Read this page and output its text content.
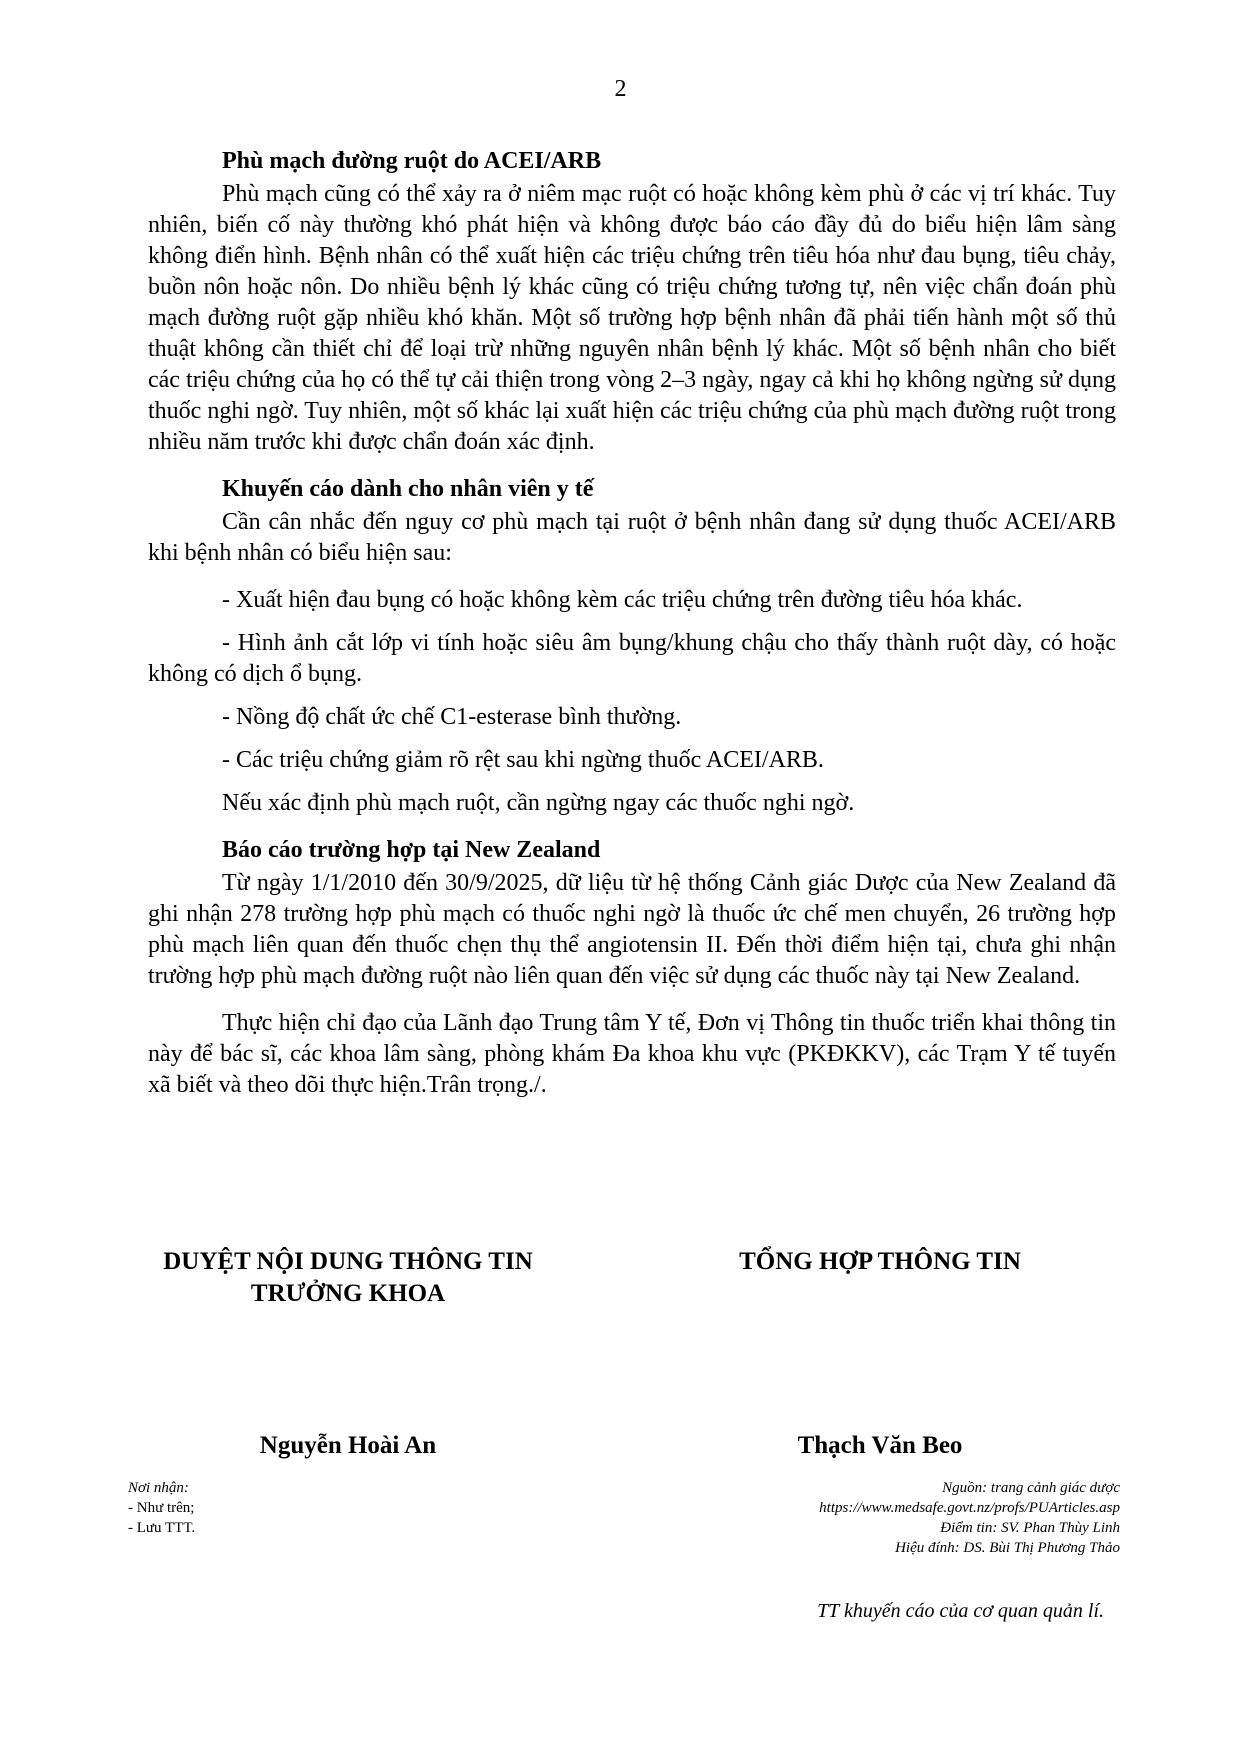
2
Phù mạch đường ruột do ACEI/ARB

Phù mạch cũng có thể xảy ra ở niêm mạc ruột có hoặc không kèm phù ở các vị trí khác. Tuy nhiên, biến cố này thường khó phát hiện và không được báo cáo đầy đủ do biểu hiện lâm sàng không điển hình. Bệnh nhân có thể xuất hiện các triệu chứng trên tiêu hóa như đau bụng, tiêu chảy, buồn nôn hoặc nôn. Do nhiều bệnh lý khác cũng có triệu chứng tương tự, nên việc chẩn đoán phù mạch đường ruột gặp nhiều khó khăn. Một số trường hợp bệnh nhân đã phải tiến hành một số thủ thuật không cần thiết chỉ để loại trừ những nguyên nhân bệnh lý khác. Một số bệnh nhân cho biết các triệu chứng của họ có thể tự cải thiện trong vòng 2–3 ngày, ngay cả khi họ không ngừng sử dụng thuốc nghi ngờ. Tuy nhiên, một số khác lại xuất hiện các triệu chứng của phù mạch đường ruột trong nhiều năm trước khi được chẩn đoán xác định.

Khuyến cáo dành cho nhân viên y tế

Cần cân nhắc đến nguy cơ phù mạch tại ruột ở bệnh nhân đang sử dụng thuốc ACEI/ARB khi bệnh nhân có biểu hiện sau:

- Xuất hiện đau bụng có hoặc không kèm các triệu chứng trên đường tiêu hóa khác.

- Hình ảnh cắt lớp vi tính hoặc siêu âm bụng/khung chậu cho thấy thành ruột dày, có hoặc không có dịch ổ bụng.

- Nồng độ chất ức chế C1-esterase bình thường.

- Các triệu chứng giảm rõ rệt sau khi ngừng thuốc ACEI/ARB.

Nếu xác định phù mạch ruột, cần ngừng ngay các thuốc nghi ngờ.

Báo cáo trường hợp tại New Zealand

Từ ngày 1/1/2010 đến 30/9/2025, dữ liệu từ hệ thống Cảnh giác Dược của New Zealand đã ghi nhận 278 trường hợp phù mạch có thuốc nghi ngờ là thuốc ức chế men chuyển, 26 trường hợp phù mạch liên quan đến thuốc chẹn thụ thể angiotensin II. Đến thời điểm hiện tại, chưa ghi nhận trường hợp phù mạch đường ruột nào liên quan đến việc sử dụng các thuốc này tại New Zealand.

Thực hiện chỉ đạo của Lãnh đạo Trung tâm Y tế, Đơn vị Thông tin thuốc triển khai thông tin này để bác sĩ, các khoa lâm sàng, phòng khám Đa khoa khu vực (PKĐKKV), các Trạm Y tế tuyến xã biết và theo dõi thực hiện.Trân trọng./.

DUYỆT NỘI DUNG THÔNG TIN
TRƯỞNG KHOA
TỔNG HỢP THÔNG TIN
Nguyễn Hoài An	Thạch Văn Beo
Nơi nhận:
- Như trên;
- Lưu TTT.
Nguồn: trang cảnh giác dược
https://www.medsafe.govt.nz/profs/PUArticles.asp
Điểm tin: SV. Phan Thùy Linh
Hiệu đính: DS. Bùi Thị Phương Thảo
TT khuyến cáo của cơ quan quản lí.
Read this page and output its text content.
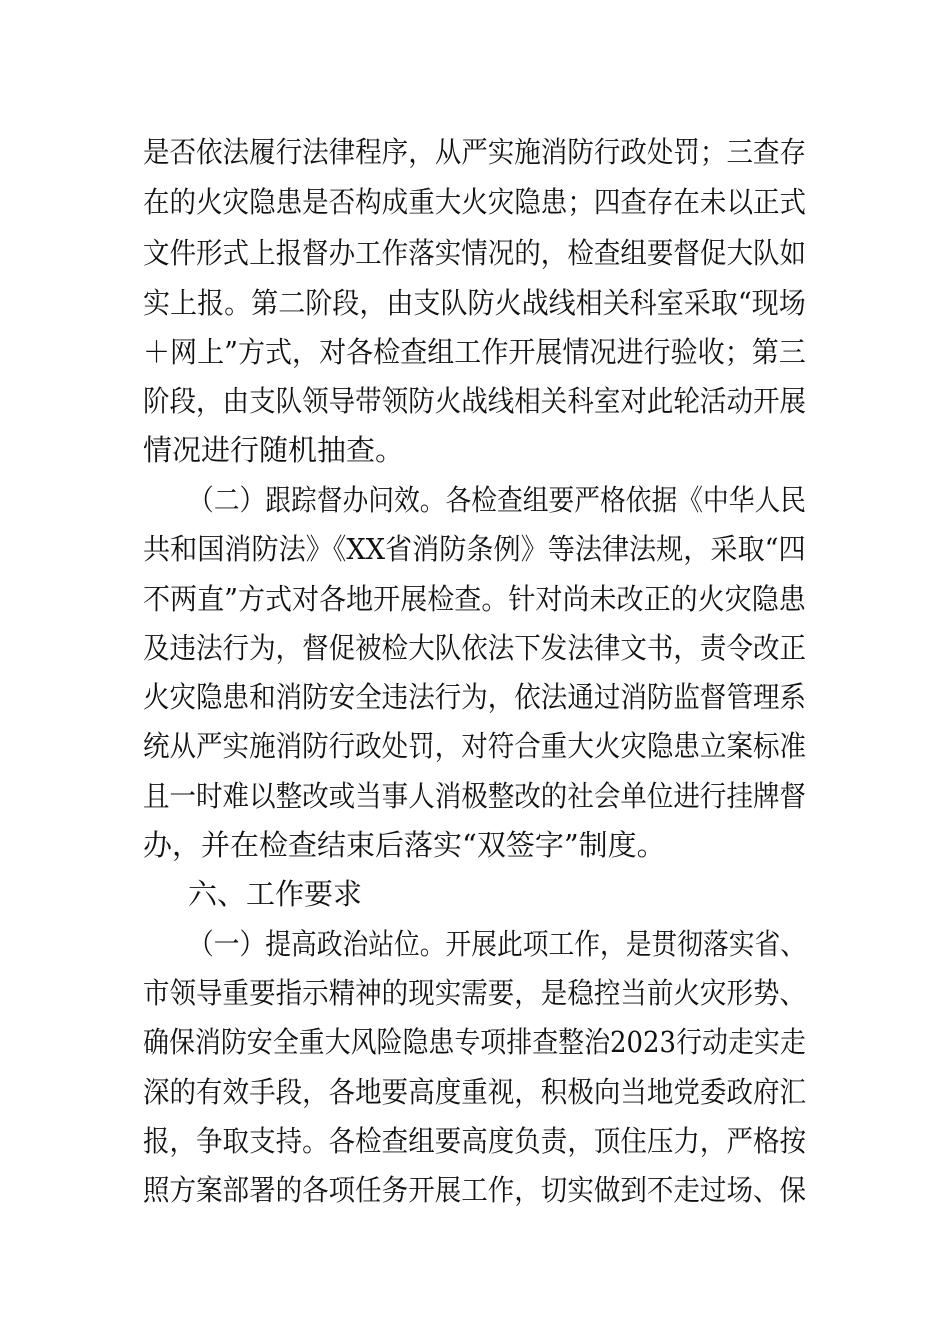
是否依法履行法律程序，从严实施消防行政处罚；三查存
在的火灾隐患是否构成重大火灾隐患；四查存在未以正式
文件形式上报督办工作落实情况的，检查组要督促大队如
实上报。第二阶段，由支队防火战线相关科室采取“现场
＋网上”方式，对各检查组工作开展情况进行验收；第三
阶段，由支队领导带领防火战线相关科室对此轮活动开展
情况进行随机抽查。
（二）跟踪督办问效。各检查组要严格依据《中华人民
共和国消防法》《XX省消防条例》等法律法规，采取“四
不两直”方式对各地开展检查。针对尚未改正的火灾隐患
及违法行为，督促被检大队依法下发法律文书，责令改正
火灾隐患和消防安全违法行为，依法通过消防监督管理系
统从严实施消防行政处罚，对符合重大火灾隐患立案标准
且一时难以整改或当事人消极整改的社会单位进行挂牌督
办，并在检查结束后落实“双签字”制度。
六、工作要求
（一）提高政治站位。开展此项工作，是贯彻落实省、
市领导重要指示精神的现实需要，是稳控当前火灾形势、
确保消防安全重大风险隐患专项排查整治2023行动走实走
深的有效手段，各地要高度重视，积极向当地党委政府汇
报，争取支持。各检查组要高度负责，顶住压力，严格按
照方案部署的各项任务开展工作，切实做到不走过场、保
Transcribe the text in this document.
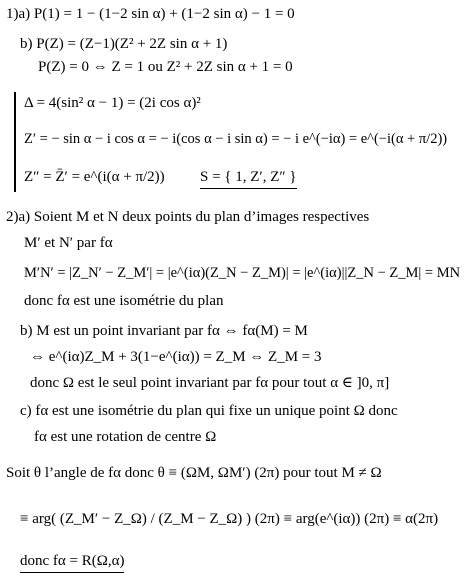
1)a) P(1) = 1 − (1−2 sin α) + (1−2 sin α) − 1 = 0
b) P(Z) = (Z−1)(Z² + 2Z sin α + 1)
P(Z) = 0 ⇔ Z = 1 ou Z² + 2Z sin α + 1 = 0
Δ = 4(sin² α − 1) = (2i cos α)²
Z′ = − sin α − i cos α = − i(cos α − i sin α) = − i e^(−iα) = e^(−i(α + π/2))
Z″ = Z̄′ = e^(i(α + π/2)) S = { 1, Z′, Z″ }
2)a) Soient M et N deux points du plan d’images respectives
M′ et N′ par fα
M′N′ = |Z_N′ − Z_M′| = |e^(iα)(Z_N − Z_M)| = |e^(iα)||Z_N − Z_M| = MN
donc fα est une isométrie du plan
b) M est un point invariant par fα ⇔ fα(M) = M
⇔ e^(iα)Z_M + 3(1−e^(iα)) = Z_M ⇔ Z_M = 3
donc Ω est le seul point invariant par fα pour tout α ∈ ]0, π]
c) fα est une isométrie du plan qui fixe un unique point Ω donc
fα est une rotation de centre Ω
Soit θ l’angle de fα donc θ ≡ (ΩM, ΩM′) (2π) pour tout M ≠ Ω
≡ arg( (Z_M′ − Z_Ω) / (Z_M − Z_Ω) ) (2π) ≡ arg(e^(iα)) (2π) ≡ α(2π)
donc fα = R(Ω,α)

INSTRUCTIONS TO FOLLOW:
Search the records for the word "isométrie" and copy every line where it occurs.

FULL OUTPUT:
donc fα est une isométrie du plan
c) fα est une isométrie du plan qui fixe un unique point Ω donc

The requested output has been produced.